Dataset records
+++

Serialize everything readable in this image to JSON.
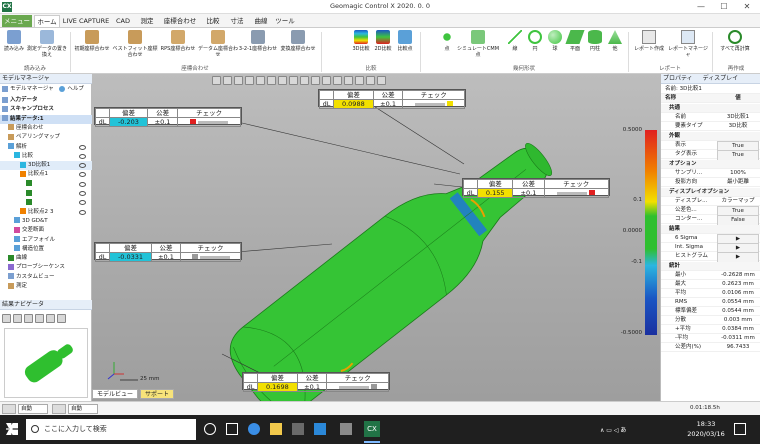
{
  "window": {
    "title": "Geomagic Control X 2020. 0. 0",
    "app_icon": "CX",
    "controls": [
      "—",
      "☐",
      "✕"
    ]
  },
  "tabs": [
    "メニュー",
    "ホーム",
    "LIVE CAPTURE",
    "CAD",
    "測定",
    "座標合わせ",
    "比較",
    "寸法",
    "曲線",
    "ツール"
  ],
  "ribbon": {
    "buttons": [
      "読み込み",
      "測定データの置き換え",
      "初期座標合わせ",
      "ベストフィット座標合わせ",
      "RPS座標合わせ",
      "データム座標合わせ",
      "3-2-1座標合わせ",
      "変換座標合わせ",
      "3D比較",
      "2D比較",
      "比較点",
      "点",
      "シミュレートCMM点",
      "線",
      "円",
      "球",
      "平面",
      "円柱",
      "他",
      "レポート作成",
      "レポートマネージャ",
      "すべて再計算"
    ],
    "groups": [
      "読み込み",
      "座標合わせ",
      "比較",
      "幾何形状",
      "レポート",
      "再作成"
    ]
  },
  "left_panel": {
    "tabs": [
      "モデルマネージャ",
      "ヘルプ"
    ],
    "header": "モデルマネージャ",
    "tree": [
      "入力データ",
      "スキャンプロセス",
      "結果データ:1",
      "座標合わせ",
      "ペアリングマップ",
      "解析",
      "比較",
      "3D比較1",
      "比較点1",
      "",
      "",
      "",
      "比較点2",
      "3D GD&T",
      "交差断面",
      "エアフォイル",
      "構造位置",
      "曲線",
      "プローブシーケンス",
      "カスタムビュー",
      "測定"
    ],
    "tree_counts": [
      "",
      "",
      "",
      "",
      "",
      "",
      "",
      "",
      "",
      "",
      "",
      "",
      "3",
      "",
      "",
      "",
      "",
      "",
      "",
      "",
      ""
    ],
    "navigator": "結果ナビゲータ"
  },
  "annotations": [
    {
      "label": "dL",
      "value": "-0.203",
      "tol": "±0.1",
      "color": "#22c3d8",
      "check": "red"
    },
    {
      "label": "dL",
      "value": "0.0988",
      "tol": "±0.1",
      "color": "#f2e000",
      "check": "yellow"
    },
    {
      "label": "dL",
      "value": "0.155",
      "tol": "±0.1",
      "color": "#f2e000",
      "check": "red"
    },
    {
      "label": "dL",
      "value": "-0.0331",
      "tol": "±0.1",
      "color": "#22c3d8",
      "check": "gray"
    },
    {
      "label": "dL",
      "value": "0.1698",
      "tol": "±0.1",
      "color": "#f2e000",
      "check": "gray"
    }
  ],
  "annotation_headers": {
    "dev": "偏差",
    "tol": "公差",
    "check": "チェック"
  },
  "colorbar": {
    "labels": [
      "0.5000",
      "0.1",
      "0.0000",
      "-0.1",
      "-0.5000"
    ],
    "extra": [
      "—",
      "—",
      "—",
      "—"
    ]
  },
  "scale": "25 mm",
  "viewport_tabs": [
    "モデルビュー",
    "サポート"
  ],
  "right_panel": {
    "tabs": [
      "プロパティ",
      "ディスプレイ"
    ],
    "title": "名前: 3D比較1",
    "header": {
      "k": "名称",
      "v": "値"
    },
    "sections": {
      "common": "共通",
      "appearance": "外観",
      "option": "オプション",
      "display_option": "ディスプレイオプション",
      "result": "結果",
      "stats": "統計"
    },
    "rows": {
      "name": {
        "k": "名前",
        "v": "3D比較1"
      },
      "feature_type": {
        "k": "要素タイプ",
        "v": "3D比較"
      },
      "display": {
        "k": "表示",
        "v": "True"
      },
      "tag_display": {
        "k": "タグ表示",
        "v": "True"
      },
      "sampling": {
        "k": "サンプリ...",
        "v": "100%"
      },
      "direction": {
        "k": "投影方向",
        "v": "最小距離"
      },
      "display2": {
        "k": "ディスプレ...",
        "v": "カラーマップ"
      },
      "tol_color": {
        "k": "公差色...",
        "v": "True"
      },
      "contour": {
        "k": "コンター...",
        "v": "False"
      },
      "six_sigma": {
        "k": "6 Sigma",
        "v": "▶"
      },
      "int_sigma": {
        "k": "Int. Sigma",
        "v": "▶"
      },
      "histogram": {
        "k": "ヒストグラム",
        "v": "▶"
      },
      "min": {
        "k": "最小",
        "v": "-0.2628 mm"
      },
      "max": {
        "k": "最大",
        "v": "0.2623 mm"
      },
      "avg": {
        "k": "平均",
        "v": "0.0106 mm"
      },
      "rms": {
        "k": "RMS",
        "v": "0.0554 mm"
      },
      "stddev": {
        "k": "標準偏差",
        "v": "0.0544 mm"
      },
      "variance": {
        "k": "分散",
        "v": "0.003 mm"
      },
      "pos_avg": {
        "k": "+平均",
        "v": "0.0384 mm"
      },
      "neg_avg": {
        "k": "-平均",
        "v": "-0.0311 mm"
      },
      "in_tol": {
        "k": "公差内(%)",
        "v": "96.7433"
      }
    }
  },
  "bottom": {
    "combo1": "自動",
    "combo2": "自動",
    "time": "0.01:18.5h",
    "status": ""
  },
  "taskbar": {
    "search": "ここに入力して検索",
    "clock": "18:33",
    "date": "2020/03/16"
  }
}
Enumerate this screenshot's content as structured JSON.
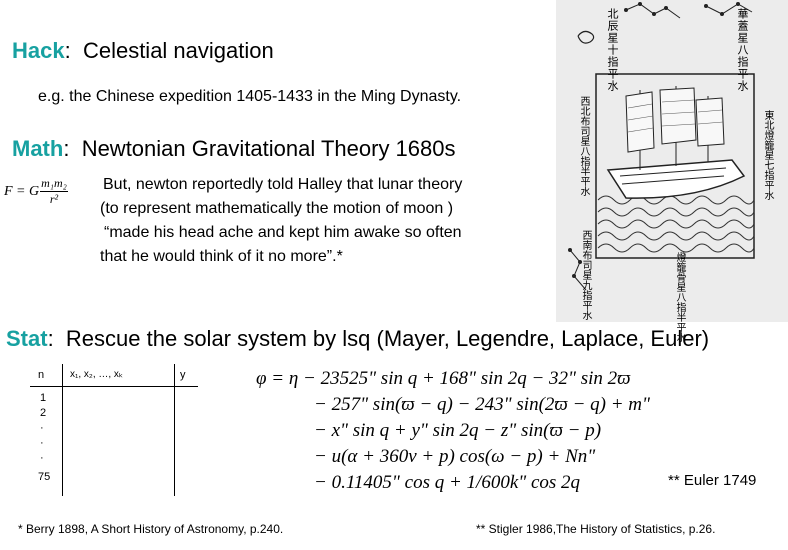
{
  "hack": {
    "label": "Hack",
    "colon": ":",
    "title": "Celestial navigation",
    "example": "e.g. the Chinese expedition 1405-1433 in the Ming Dynasty."
  },
  "math": {
    "label": "Math",
    "colon": ":",
    "title": "Newtonian Gravitational Theory  1680s",
    "formula_lhs": "F = G",
    "formula_num": "m₁m₂",
    "formula_den": "r²",
    "quote_line1": "But, newton reportedly told Halley that lunar theory",
    "quote_line2": "(to represent mathematically the motion of moon )",
    "quote_line3": "“made his head ache and kept him awake so often",
    "quote_line4": "that he would think of it no more”.*"
  },
  "stat": {
    "label": "Stat",
    "colon": ":",
    "title": "Rescue the solar system by lsq  (Mayer, Legendre, Laplace, Euler)"
  },
  "table": {
    "headers": [
      "n",
      "x₁,  x₂,  …,  xₖ",
      "y"
    ],
    "rows": [
      "1",
      "2",
      "·",
      "·",
      "·",
      "75"
    ]
  },
  "equation": {
    "line1": "φ = η − 23525\" sin q + 168\" sin 2q − 32\" sin 2ϖ",
    "line2": "− 257\" sin(ϖ − q) − 243\" sin(2ϖ − q) + m\"",
    "line3": "− x\" sin q + y\" sin 2q − z\" sin(ϖ − p)",
    "line4": "− u(α + 360v + p) cos(ω − p) + Nn\"",
    "line5": "− 0.11405\" cos q + 1/600k\" cos 2q"
  },
  "euler_note": "** Euler 1749",
  "footnotes": {
    "left": "* Berry 1898, A Short History of Astronomy,  p.240.",
    "right": "** Stigler 1986,The History of Statistics, p.26."
  },
  "illustration": {
    "description_icon": "chinese-navigation-chart-illustration",
    "chars_top": [
      "北辰星十指平水",
      "華蓋星八指平水",
      "西北布司星八指半平水",
      "西南布司星九指平水",
      "東北燈籠星七指平水",
      "燈籠骨星八指半平水"
    ]
  }
}
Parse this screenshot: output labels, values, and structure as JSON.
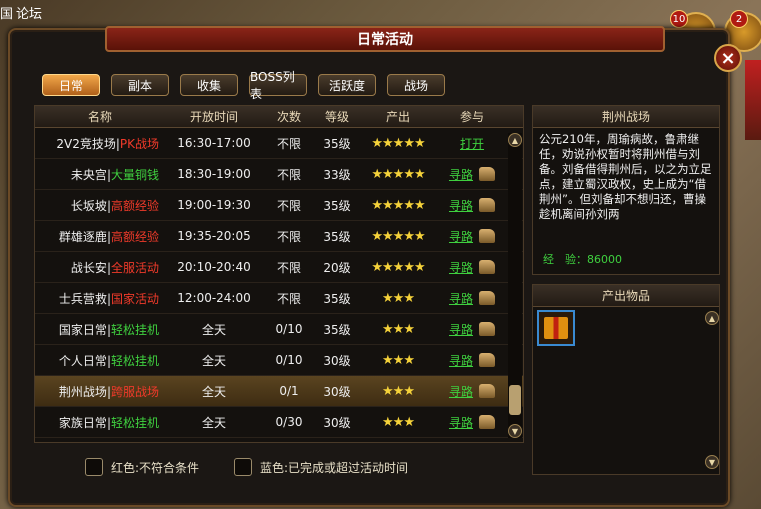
{
  "topbar": {
    "left": "国",
    "label": "论坛"
  },
  "badges": [
    "10",
    "2"
  ],
  "title": "日常活动",
  "close_label": "×",
  "tabs": [
    "日常",
    "副本",
    "收集",
    "BOSS列表",
    "活跃度",
    "战场"
  ],
  "columns": [
    "名称",
    "开放时间",
    "次数",
    "等级",
    "产出",
    "参与"
  ],
  "rows": [
    {
      "name": "2V2竞技场",
      "tag": "PK战场",
      "tag_color": "red",
      "time": "16:30-17:00",
      "times": "不限",
      "level": "35级",
      "stars": "★★★★★",
      "action": "打开",
      "boot": false
    },
    {
      "name": "未央宫",
      "tag": "大量铜钱",
      "tag_color": "green",
      "time": "18:30-19:00",
      "times": "不限",
      "level": "33级",
      "stars": "★★★★★",
      "action": "寻路",
      "boot": true
    },
    {
      "name": "长坂坡",
      "tag": "高额经验",
      "tag_color": "red",
      "time": "19:00-19:30",
      "times": "不限",
      "level": "35级",
      "stars": "★★★★★",
      "action": "寻路",
      "boot": true
    },
    {
      "name": "群雄逐鹿",
      "tag": "高额经验",
      "tag_color": "red",
      "time": "19:35-20:05",
      "times": "不限",
      "level": "35级",
      "stars": "★★★★★",
      "action": "寻路",
      "boot": true
    },
    {
      "name": "战长安",
      "tag": "全服活动",
      "tag_color": "red",
      "time": "20:10-20:40",
      "times": "不限",
      "level": "20级",
      "stars": "★★★★★",
      "action": "寻路",
      "boot": true
    },
    {
      "name": "士兵营救",
      "tag": "国家活动",
      "tag_color": "red",
      "time": "12:00-24:00",
      "times": "不限",
      "level": "35级",
      "stars": "★★★",
      "action": "寻路",
      "boot": true
    },
    {
      "name": "国家日常",
      "tag": "轻松挂机",
      "tag_color": "green",
      "time": "全天",
      "times": "0/10",
      "level": "35级",
      "stars": "★★★",
      "action": "寻路",
      "boot": true
    },
    {
      "name": "个人日常",
      "tag": "轻松挂机",
      "tag_color": "green",
      "time": "全天",
      "times": "0/10",
      "level": "30级",
      "stars": "★★★",
      "action": "寻路",
      "boot": true
    },
    {
      "name": "荆州战场",
      "tag": "跨服战场",
      "tag_color": "red",
      "time": "全天",
      "times": "0/1",
      "level": "30级",
      "stars": "★★★",
      "action": "寻路",
      "boot": true,
      "selected": true
    },
    {
      "name": "家族日常",
      "tag": "轻松挂机",
      "tag_color": "green",
      "time": "全天",
      "times": "0/30",
      "level": "30级",
      "stars": "★★★",
      "action": "寻路",
      "boot": true
    }
  ],
  "info": {
    "title": "荆州战场",
    "desc": "公元210年，周瑜病故，鲁肃继任，劝说孙权暂时将荆州借与刘备。刘备借得荆州后，以之为立足点，建立蜀汉政权，史上成为“借荆州”。但刘备却不想归还，曹操趁机离间孙刘两",
    "exp": "经　验：86000"
  },
  "product": {
    "title": "产出物品",
    "item": "gift-box"
  },
  "legend": [
    "红色:不符合条件",
    "蓝色:已完成或超过活动时间"
  ],
  "colors": {
    "green": "#3fd03f",
    "red": "#f03a2a",
    "star": "#f5d23a"
  }
}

+++

▶ **Work required**
Return only the number of lines in the data above that include the word "screenshot".

▶ **The response**
2